EXERCISE DETAILS:
Lines holding the string "Gulf" are the ones to copy; find them all in the data.
- - - -
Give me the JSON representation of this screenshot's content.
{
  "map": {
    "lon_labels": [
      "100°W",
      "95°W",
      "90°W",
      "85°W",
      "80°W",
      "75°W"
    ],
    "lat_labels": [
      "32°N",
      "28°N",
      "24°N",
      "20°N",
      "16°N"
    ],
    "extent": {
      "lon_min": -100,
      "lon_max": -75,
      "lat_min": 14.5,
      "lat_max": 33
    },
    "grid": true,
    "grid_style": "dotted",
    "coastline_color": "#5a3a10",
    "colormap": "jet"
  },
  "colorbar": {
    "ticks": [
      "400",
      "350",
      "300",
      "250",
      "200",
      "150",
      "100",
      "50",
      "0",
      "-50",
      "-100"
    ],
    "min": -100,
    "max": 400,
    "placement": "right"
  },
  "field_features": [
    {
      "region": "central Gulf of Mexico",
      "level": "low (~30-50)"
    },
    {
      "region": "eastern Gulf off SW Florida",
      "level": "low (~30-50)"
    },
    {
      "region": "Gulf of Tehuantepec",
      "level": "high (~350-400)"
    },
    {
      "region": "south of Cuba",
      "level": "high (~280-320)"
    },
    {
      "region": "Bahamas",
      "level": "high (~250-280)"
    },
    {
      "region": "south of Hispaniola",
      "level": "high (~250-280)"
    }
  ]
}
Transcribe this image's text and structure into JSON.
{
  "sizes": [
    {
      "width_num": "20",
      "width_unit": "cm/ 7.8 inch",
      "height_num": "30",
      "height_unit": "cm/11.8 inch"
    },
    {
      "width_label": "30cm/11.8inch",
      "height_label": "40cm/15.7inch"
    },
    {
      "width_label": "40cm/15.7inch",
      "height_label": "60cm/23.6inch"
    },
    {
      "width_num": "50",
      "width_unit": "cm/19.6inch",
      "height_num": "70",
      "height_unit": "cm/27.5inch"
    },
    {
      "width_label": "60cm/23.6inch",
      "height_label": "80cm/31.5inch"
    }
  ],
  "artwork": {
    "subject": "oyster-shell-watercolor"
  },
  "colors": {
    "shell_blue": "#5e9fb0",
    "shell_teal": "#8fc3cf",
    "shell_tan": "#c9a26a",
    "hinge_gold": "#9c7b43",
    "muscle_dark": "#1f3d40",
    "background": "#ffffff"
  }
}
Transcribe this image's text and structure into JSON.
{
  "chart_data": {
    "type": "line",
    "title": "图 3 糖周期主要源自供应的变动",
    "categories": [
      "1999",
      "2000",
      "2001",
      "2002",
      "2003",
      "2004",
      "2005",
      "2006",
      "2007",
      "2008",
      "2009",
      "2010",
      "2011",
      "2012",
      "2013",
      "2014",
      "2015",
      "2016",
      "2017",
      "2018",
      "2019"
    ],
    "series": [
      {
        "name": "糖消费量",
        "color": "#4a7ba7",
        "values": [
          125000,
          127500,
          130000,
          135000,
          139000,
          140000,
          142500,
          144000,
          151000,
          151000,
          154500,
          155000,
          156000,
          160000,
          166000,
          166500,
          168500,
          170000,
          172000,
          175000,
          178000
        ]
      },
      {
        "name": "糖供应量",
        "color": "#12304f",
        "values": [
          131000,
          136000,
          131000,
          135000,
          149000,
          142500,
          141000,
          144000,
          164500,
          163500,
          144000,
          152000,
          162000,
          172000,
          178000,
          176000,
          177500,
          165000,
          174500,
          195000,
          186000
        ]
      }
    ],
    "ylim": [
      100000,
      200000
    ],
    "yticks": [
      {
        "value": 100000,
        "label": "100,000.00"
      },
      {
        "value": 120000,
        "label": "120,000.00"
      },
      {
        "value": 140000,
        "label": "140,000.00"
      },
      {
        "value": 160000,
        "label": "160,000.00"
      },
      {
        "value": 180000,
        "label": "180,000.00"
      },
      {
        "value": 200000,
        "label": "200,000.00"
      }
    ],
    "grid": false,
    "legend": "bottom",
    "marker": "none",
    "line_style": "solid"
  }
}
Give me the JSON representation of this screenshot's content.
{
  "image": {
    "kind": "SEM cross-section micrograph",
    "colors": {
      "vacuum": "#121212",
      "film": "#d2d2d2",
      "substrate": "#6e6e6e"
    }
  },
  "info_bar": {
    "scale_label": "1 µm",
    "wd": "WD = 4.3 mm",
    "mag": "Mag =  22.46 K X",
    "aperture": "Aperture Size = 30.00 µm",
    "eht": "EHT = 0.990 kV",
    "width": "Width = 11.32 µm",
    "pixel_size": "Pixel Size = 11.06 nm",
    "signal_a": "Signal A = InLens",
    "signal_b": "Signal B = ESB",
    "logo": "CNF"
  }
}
- - - -
WRITTEN RESPONSE:
      "region": "central Gulf of Mexico",
      "region": "eastern Gulf off SW Florida",
      "region": "Gulf of Tehuantepec",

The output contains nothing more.